Фрагмент текста:
- - -

Даже в записанных полвека спустя воспоминаниях очевидцев полета и взрыва Тунгусского тела повторяется интересная деталь: «При полете гром был, потом бахало, кони упали на колени…», «…Были три взрыва: первый — сильный, два — как далекий гром. Кони упали на колени». Так же отреагировал, не забудем, и конь Ильи Муромца на свист Соловья-разбойника. Реалистичность фольклорного мотива в свете этих аналогий бесспорна. Но понять его, равно как и причину соответствующего поведения лошадей в действительности, оказывается не так-то просто.
Начнем с вопроса, который по инерции всего предыдущего анализа напрашивается раньше других. От чего конкретно падали кони тогда, летом 1908 года, — от напора воздуха или только от содрогания почвы? Обстоятельства как будто заставляют склониться ко второму объяснению, хотя для отдельных случаев не исключено и первое. Однако, по мере знакомства со схожими фактами, проходящими по ведомству метеоритики, начинаешь думать, что главное тут вообще не в каких-то механических воздействиях.

- - -

Фрагменты записей:
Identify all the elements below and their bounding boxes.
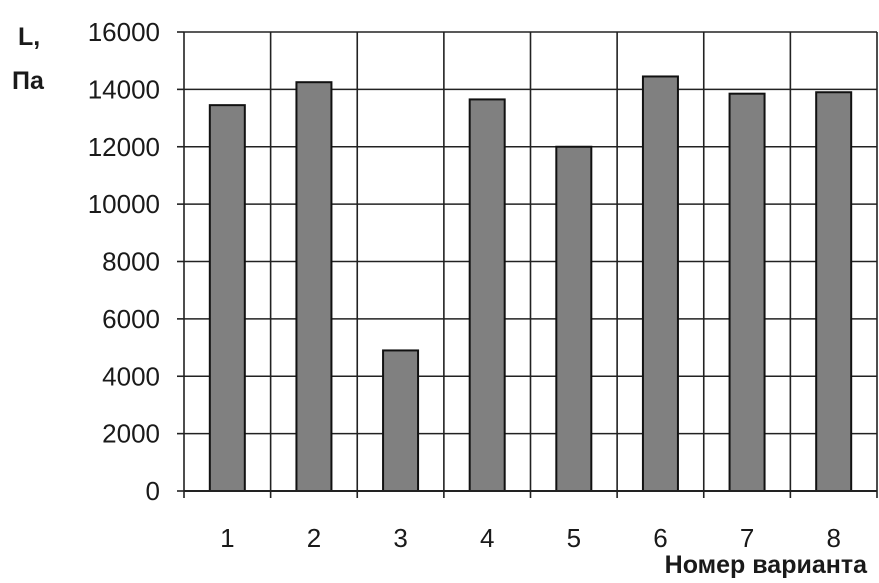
y-tick-label: 4000: [102, 361, 160, 391]
x-tick-label: 2: [307, 523, 321, 553]
y-tick-label: 10000: [88, 189, 160, 219]
bar-8: [815, 91, 853, 493]
bar-2: [295, 81, 333, 492]
y-tick-label: 8000: [102, 247, 160, 277]
x-tick-label: 3: [393, 523, 407, 553]
y-tick-label: 2000: [102, 419, 160, 449]
x-tick-label: 4: [480, 523, 494, 553]
y-tick-label: 14000: [88, 74, 160, 104]
bar-5: [555, 145, 593, 492]
y-tick-label: 0: [146, 476, 160, 506]
bar-7: [728, 92, 766, 492]
bar-6: [641, 75, 679, 492]
bar-3: [382, 349, 420, 492]
y-axis-label-line2: Па: [12, 67, 45, 95]
x-axis-label: Номер варианта: [665, 551, 868, 579]
y-tick-label: 12000: [88, 132, 160, 162]
bar-4: [468, 98, 506, 493]
y-axis-label-line1: L,: [18, 23, 40, 51]
x-tick-label: 6: [653, 523, 667, 553]
x-tick-label: 1: [220, 523, 234, 553]
y-tick-label: 6000: [102, 304, 160, 334]
y-tick-label: 16000: [88, 17, 160, 47]
x-tick-label: 5: [567, 523, 581, 553]
plot-grid: [183, 31, 878, 491]
x-tick-label: 7: [740, 523, 754, 553]
x-tick-label: 8: [826, 523, 840, 553]
y-tick-labels: 0 2000 4000 6000 8000 10000 12000 14000 16000: [88, 17, 160, 506]
bars: [208, 75, 853, 493]
bar-1: [208, 104, 246, 492]
x-tick-labels: 1 2 3 4 5 6 7 8: [220, 523, 841, 553]
axes: [177, 31, 878, 498]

- - -

Задания:
1. Сколько взрывов было, по словам одного из очевидцев, в тексте о Тунгусском теле?
2. Выведите в неизменном виде строки из записей, начиная со строки, где есть «y-tick-label: 4000: [102, 361, 160, 391]», и заканчивая строкой, где есть «bar-6: [641, 75, 679, 492]».
Текст и записи никак не связаны друг с другом.

Ответы к заданиям:
1. Три взрыва.

2.
y-tick-label: 4000: [102, 361, 160, 391]
x-tick-label: 2: [307, 523, 321, 553]
y-tick-label: 10000: [88, 189, 160, 219]
bar-8: [815, 91, 853, 493]
bar-2: [295, 81, 333, 492]
y-tick-label: 8000: [102, 247, 160, 277]
x-tick-label: 3: [393, 523, 407, 553]
y-tick-label: 2000: [102, 419, 160, 449]
x-tick-label: 4: [480, 523, 494, 553]
y-tick-label: 14000: [88, 74, 160, 104]
bar-5: [555, 145, 593, 492]
y-tick-label: 0: [146, 476, 160, 506]
bar-7: [728, 92, 766, 492]
bar-6: [641, 75, 679, 492]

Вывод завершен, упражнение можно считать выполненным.